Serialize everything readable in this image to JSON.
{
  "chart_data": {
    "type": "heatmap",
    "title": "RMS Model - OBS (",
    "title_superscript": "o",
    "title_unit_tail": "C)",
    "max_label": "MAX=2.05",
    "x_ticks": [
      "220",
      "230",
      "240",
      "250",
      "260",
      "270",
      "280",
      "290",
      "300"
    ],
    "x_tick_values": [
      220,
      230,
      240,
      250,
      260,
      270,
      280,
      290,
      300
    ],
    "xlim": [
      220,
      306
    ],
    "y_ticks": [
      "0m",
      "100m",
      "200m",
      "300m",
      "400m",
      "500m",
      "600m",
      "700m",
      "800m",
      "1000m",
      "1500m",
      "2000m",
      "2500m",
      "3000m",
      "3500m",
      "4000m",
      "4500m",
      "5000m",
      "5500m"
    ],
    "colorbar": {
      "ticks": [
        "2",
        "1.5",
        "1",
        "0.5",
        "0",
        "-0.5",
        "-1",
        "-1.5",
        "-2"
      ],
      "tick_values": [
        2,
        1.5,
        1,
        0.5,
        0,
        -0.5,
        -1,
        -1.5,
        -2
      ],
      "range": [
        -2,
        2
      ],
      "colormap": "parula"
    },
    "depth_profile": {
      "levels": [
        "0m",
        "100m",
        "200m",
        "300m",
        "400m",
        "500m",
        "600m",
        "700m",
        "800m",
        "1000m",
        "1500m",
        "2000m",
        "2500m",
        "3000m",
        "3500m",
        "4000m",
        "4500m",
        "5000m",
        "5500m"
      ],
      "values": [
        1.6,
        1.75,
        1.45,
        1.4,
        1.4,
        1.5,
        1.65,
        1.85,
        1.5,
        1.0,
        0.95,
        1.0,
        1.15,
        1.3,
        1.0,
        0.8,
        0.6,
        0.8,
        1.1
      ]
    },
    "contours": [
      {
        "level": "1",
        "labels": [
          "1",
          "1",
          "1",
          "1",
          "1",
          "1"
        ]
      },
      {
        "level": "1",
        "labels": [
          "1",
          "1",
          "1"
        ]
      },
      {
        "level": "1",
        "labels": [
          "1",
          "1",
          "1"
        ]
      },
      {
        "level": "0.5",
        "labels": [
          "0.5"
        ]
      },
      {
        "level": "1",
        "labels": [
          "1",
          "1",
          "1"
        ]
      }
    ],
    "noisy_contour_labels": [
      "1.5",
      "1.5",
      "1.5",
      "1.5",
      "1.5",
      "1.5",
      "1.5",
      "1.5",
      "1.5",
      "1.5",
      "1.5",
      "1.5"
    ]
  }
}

* Instruction: Take the entries above and copy them out exactly.

* Solution for this problem:
Serialize everything readable in this image to JSON.
{
  "chart_data": {
    "type": "heatmap",
    "title": "RMS Model - OBS (",
    "title_superscript": "o",
    "title_unit_tail": "C)",
    "max_label": "MAX=2.05",
    "x_ticks": [
      "220",
      "230",
      "240",
      "250",
      "260",
      "270",
      "280",
      "290",
      "300"
    ],
    "x_tick_values": [
      220,
      230,
      240,
      250,
      260,
      270,
      280,
      290,
      300
    ],
    "xlim": [
      220,
      306
    ],
    "y_ticks": [
      "0m",
      "100m",
      "200m",
      "300m",
      "400m",
      "500m",
      "600m",
      "700m",
      "800m",
      "1000m",
      "1500m",
      "2000m",
      "2500m",
      "3000m",
      "3500m",
      "4000m",
      "4500m",
      "5000m",
      "5500m"
    ],
    "colorbar": {
      "ticks": [
        "2",
        "1.5",
        "1",
        "0.5",
        "0",
        "-0.5",
        "-1",
        "-1.5",
        "-2"
      ],
      "tick_values": [
        2,
        1.5,
        1,
        0.5,
        0,
        -0.5,
        -1,
        -1.5,
        -2
      ],
      "range": [
        -2,
        2
      ],
      "colormap": "parula"
    },
    "depth_profile": {
      "levels": [
        "0m",
        "100m",
        "200m",
        "300m",
        "400m",
        "500m",
        "600m",
        "700m",
        "800m",
        "1000m",
        "1500m",
        "2000m",
        "2500m",
        "3000m",
        "3500m",
        "4000m",
        "4500m",
        "5000m",
        "5500m"
      ],
      "values": [
        1.6,
        1.75,
        1.45,
        1.4,
        1.4,
        1.5,
        1.65,
        1.85,
        1.5,
        1.0,
        0.95,
        1.0,
        1.15,
        1.3,
        1.0,
        0.8,
        0.6,
        0.8,
        1.1
      ]
    },
    "contours": [
      {
        "level": "1",
        "labels": [
          "1",
          "1",
          "1",
          "1",
          "1",
          "1"
        ]
      },
      {
        "level": "1",
        "labels": [
          "1",
          "1",
          "1"
        ]
      },
      {
        "level": "1",
        "labels": [
          "1",
          "1",
          "1"
        ]
      },
      {
        "level": "0.5",
        "labels": [
          "0.5"
        ]
      },
      {
        "level": "1",
        "labels": [
          "1",
          "1",
          "1"
        ]
      }
    ],
    "noisy_contour_labels": [
      "1.5",
      "1.5",
      "1.5",
      "1.5",
      "1.5",
      "1.5",
      "1.5",
      "1.5",
      "1.5",
      "1.5",
      "1.5",
      "1.5"
    ]
  }
}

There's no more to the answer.